• WORK TO DO
Quote each line of the data below verbatim, with no changes to any character.

[Records from a collection]
****************
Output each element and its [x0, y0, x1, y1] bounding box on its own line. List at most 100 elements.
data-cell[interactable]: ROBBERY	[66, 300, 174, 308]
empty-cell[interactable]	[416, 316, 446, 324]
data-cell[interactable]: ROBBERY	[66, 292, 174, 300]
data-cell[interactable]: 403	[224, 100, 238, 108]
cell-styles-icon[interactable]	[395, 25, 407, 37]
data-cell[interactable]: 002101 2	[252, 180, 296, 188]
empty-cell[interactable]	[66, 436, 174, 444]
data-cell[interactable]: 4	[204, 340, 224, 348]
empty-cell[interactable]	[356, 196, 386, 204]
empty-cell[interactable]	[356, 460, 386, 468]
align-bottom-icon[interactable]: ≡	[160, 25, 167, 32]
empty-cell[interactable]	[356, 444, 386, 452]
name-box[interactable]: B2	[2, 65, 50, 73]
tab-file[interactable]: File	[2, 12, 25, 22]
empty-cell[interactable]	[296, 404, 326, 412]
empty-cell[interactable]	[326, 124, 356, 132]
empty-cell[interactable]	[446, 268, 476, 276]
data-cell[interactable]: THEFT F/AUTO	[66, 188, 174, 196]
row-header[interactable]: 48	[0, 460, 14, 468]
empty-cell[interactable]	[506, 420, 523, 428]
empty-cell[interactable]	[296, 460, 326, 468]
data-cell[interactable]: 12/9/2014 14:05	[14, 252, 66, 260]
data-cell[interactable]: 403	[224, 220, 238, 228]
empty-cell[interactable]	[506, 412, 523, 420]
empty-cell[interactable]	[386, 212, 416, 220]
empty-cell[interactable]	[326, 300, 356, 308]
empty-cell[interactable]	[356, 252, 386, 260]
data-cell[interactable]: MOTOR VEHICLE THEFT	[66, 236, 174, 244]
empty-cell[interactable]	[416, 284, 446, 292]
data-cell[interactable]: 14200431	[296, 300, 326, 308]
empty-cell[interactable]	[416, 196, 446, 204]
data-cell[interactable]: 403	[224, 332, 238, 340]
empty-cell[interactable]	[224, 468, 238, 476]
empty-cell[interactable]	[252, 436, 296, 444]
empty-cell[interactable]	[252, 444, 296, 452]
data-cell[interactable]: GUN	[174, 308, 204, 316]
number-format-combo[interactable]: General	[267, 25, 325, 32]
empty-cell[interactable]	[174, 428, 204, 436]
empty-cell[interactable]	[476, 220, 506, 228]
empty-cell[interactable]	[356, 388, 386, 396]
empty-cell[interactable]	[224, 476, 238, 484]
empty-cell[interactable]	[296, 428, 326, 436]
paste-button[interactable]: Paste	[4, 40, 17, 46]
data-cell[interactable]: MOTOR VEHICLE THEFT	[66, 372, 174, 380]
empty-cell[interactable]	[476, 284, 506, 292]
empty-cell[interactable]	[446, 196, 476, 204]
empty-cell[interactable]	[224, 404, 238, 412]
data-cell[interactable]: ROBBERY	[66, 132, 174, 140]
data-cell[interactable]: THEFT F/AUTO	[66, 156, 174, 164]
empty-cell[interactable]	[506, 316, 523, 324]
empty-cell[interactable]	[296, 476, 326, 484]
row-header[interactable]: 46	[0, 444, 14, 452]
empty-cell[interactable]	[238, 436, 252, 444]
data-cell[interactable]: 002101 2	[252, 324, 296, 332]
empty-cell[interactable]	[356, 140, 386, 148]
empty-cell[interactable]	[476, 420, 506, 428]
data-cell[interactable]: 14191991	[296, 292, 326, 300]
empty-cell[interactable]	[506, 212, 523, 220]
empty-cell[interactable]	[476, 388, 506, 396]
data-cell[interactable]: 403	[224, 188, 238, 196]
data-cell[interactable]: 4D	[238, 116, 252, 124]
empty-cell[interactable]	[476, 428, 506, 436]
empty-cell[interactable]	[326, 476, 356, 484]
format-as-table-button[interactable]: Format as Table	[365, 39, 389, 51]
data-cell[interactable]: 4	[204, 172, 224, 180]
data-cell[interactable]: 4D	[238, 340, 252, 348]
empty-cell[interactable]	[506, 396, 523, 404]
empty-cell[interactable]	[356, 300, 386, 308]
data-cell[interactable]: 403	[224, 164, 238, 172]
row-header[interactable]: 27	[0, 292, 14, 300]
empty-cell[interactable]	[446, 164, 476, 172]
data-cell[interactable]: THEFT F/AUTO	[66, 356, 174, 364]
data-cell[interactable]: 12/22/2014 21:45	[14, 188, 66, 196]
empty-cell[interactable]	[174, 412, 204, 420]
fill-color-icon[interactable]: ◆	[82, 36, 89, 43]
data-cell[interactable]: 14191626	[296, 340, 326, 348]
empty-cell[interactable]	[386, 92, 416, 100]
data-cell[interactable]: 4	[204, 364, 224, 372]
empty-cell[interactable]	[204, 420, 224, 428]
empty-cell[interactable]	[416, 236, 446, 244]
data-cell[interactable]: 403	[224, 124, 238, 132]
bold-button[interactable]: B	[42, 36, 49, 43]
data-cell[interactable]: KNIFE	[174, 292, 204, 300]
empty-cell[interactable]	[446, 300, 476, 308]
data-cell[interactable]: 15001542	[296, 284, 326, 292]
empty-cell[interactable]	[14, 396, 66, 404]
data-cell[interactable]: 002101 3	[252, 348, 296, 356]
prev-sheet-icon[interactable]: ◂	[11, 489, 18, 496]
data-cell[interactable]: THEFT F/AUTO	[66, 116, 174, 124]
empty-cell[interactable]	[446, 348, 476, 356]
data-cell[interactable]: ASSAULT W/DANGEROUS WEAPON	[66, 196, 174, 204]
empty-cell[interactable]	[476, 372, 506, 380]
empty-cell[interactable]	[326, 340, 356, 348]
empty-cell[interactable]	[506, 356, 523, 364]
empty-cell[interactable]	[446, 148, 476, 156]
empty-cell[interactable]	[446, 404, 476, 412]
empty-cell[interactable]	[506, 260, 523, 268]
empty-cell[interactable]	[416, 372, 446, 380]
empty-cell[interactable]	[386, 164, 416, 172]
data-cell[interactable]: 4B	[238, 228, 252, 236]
****************
• ANSWER
Output each element and its [x0, y0, x1, y1] bounding box on its own line. List at most 100 elements.
data-cell[interactable]: ROBBERY	[66, 300, 174, 308]
empty-cell[interactable]	[416, 316, 446, 324]
data-cell[interactable]: ROBBERY	[66, 292, 174, 300]
data-cell[interactable]: 403	[224, 100, 238, 108]
cell-styles-icon[interactable]	[395, 25, 407, 37]
data-cell[interactable]: 002101 2	[252, 180, 296, 188]
empty-cell[interactable]	[66, 436, 174, 444]
data-cell[interactable]: 4	[204, 340, 224, 348]
empty-cell[interactable]	[356, 196, 386, 204]
empty-cell[interactable]	[356, 460, 386, 468]
align-bottom-icon[interactable]: ≡	[160, 25, 167, 32]
empty-cell[interactable]	[356, 444, 386, 452]
name-box[interactable]: B2	[2, 65, 50, 73]
tab-file[interactable]: File	[2, 12, 25, 22]
empty-cell[interactable]	[296, 404, 326, 412]
empty-cell[interactable]	[326, 124, 356, 132]
empty-cell[interactable]	[446, 268, 476, 276]
data-cell[interactable]: THEFT F/AUTO	[66, 188, 174, 196]
row-header[interactable]: 48	[0, 460, 14, 468]
empty-cell[interactable]	[506, 420, 523, 428]
empty-cell[interactable]	[296, 460, 326, 468]
data-cell[interactable]: 12/9/2014 14:05	[14, 252, 66, 260]
data-cell[interactable]: 403	[224, 220, 238, 228]
empty-cell[interactable]	[506, 412, 523, 420]
empty-cell[interactable]	[386, 212, 416, 220]
empty-cell[interactable]	[326, 300, 356, 308]
empty-cell[interactable]	[356, 252, 386, 260]
data-cell[interactable]: MOTOR VEHICLE THEFT	[66, 236, 174, 244]
empty-cell[interactable]	[416, 284, 446, 292]
data-cell[interactable]: 14200431	[296, 300, 326, 308]
empty-cell[interactable]	[416, 196, 446, 204]
data-cell[interactable]: 403	[224, 332, 238, 340]
empty-cell[interactable]	[224, 468, 238, 476]
empty-cell[interactable]	[252, 436, 296, 444]
empty-cell[interactable]	[252, 444, 296, 452]
data-cell[interactable]: GUN	[174, 308, 204, 316]
number-format-combo[interactable]: General	[267, 25, 325, 32]
empty-cell[interactable]	[174, 428, 204, 436]
empty-cell[interactable]	[476, 220, 506, 228]
empty-cell[interactable]	[356, 388, 386, 396]
empty-cell[interactable]	[224, 476, 238, 484]
empty-cell[interactable]	[296, 428, 326, 436]
paste-button[interactable]: Paste	[4, 40, 17, 46]
data-cell[interactable]: MOTOR VEHICLE THEFT	[66, 372, 174, 380]
empty-cell[interactable]	[476, 284, 506, 292]
empty-cell[interactable]	[446, 196, 476, 204]
empty-cell[interactable]	[224, 404, 238, 412]
data-cell[interactable]: ROBBERY	[66, 132, 174, 140]
data-cell[interactable]: THEFT F/AUTO	[66, 156, 174, 164]
empty-cell[interactable]	[506, 316, 523, 324]
empty-cell[interactable]	[296, 476, 326, 484]
row-header[interactable]: 46	[0, 444, 14, 452]
empty-cell[interactable]	[238, 436, 252, 444]
data-cell[interactable]: 002101 2	[252, 324, 296, 332]
empty-cell[interactable]	[356, 140, 386, 148]
empty-cell[interactable]	[476, 420, 506, 428]
data-cell[interactable]: 14191991	[296, 292, 326, 300]
empty-cell[interactable]	[506, 212, 523, 220]
empty-cell[interactable]	[476, 388, 506, 396]
data-cell[interactable]: 403	[224, 188, 238, 196]
data-cell[interactable]: 4D	[238, 116, 252, 124]
empty-cell[interactable]	[476, 428, 506, 436]
empty-cell[interactable]	[326, 476, 356, 484]
format-as-table-button[interactable]: Format as Table	[365, 39, 389, 51]
data-cell[interactable]: 4	[204, 172, 224, 180]
data-cell[interactable]: 4D	[238, 340, 252, 348]
empty-cell[interactable]	[506, 396, 523, 404]
empty-cell[interactable]	[356, 300, 386, 308]
data-cell[interactable]: 403	[224, 164, 238, 172]
row-header[interactable]: 27	[0, 292, 14, 300]
empty-cell[interactable]	[446, 164, 476, 172]
data-cell[interactable]: THEFT F/AUTO	[66, 356, 174, 364]
data-cell[interactable]: 12/22/2014 21:45	[14, 188, 66, 196]
empty-cell[interactable]	[174, 412, 204, 420]
fill-color-icon[interactable]: ◆	[82, 36, 89, 43]
data-cell[interactable]: 14191626	[296, 340, 326, 348]
empty-cell[interactable]	[386, 92, 416, 100]
data-cell[interactable]: 4	[204, 364, 224, 372]
empty-cell[interactable]	[204, 420, 224, 428]
empty-cell[interactable]	[416, 236, 446, 244]
data-cell[interactable]: 403	[224, 124, 238, 132]
bold-button[interactable]: B	[42, 36, 49, 43]
data-cell[interactable]: KNIFE	[174, 292, 204, 300]
empty-cell[interactable]	[446, 300, 476, 308]
data-cell[interactable]: 15001542	[296, 284, 326, 292]
empty-cell[interactable]	[14, 396, 66, 404]
data-cell[interactable]: 002101 3	[252, 348, 296, 356]
prev-sheet-icon[interactable]: ◂	[11, 489, 18, 496]
data-cell[interactable]: THEFT F/AUTO	[66, 116, 174, 124]
empty-cell[interactable]	[446, 348, 476, 356]
data-cell[interactable]: ASSAULT W/DANGEROUS WEAPON	[66, 196, 174, 204]
empty-cell[interactable]	[476, 372, 506, 380]
empty-cell[interactable]	[326, 340, 356, 348]
empty-cell[interactable]	[506, 356, 523, 364]
empty-cell[interactable]	[446, 148, 476, 156]
empty-cell[interactable]	[446, 404, 476, 412]
empty-cell[interactable]	[506, 260, 523, 268]
empty-cell[interactable]	[416, 372, 446, 380]
empty-cell[interactable]	[386, 164, 416, 172]
data-cell[interactable]: 4B	[238, 228, 252, 236]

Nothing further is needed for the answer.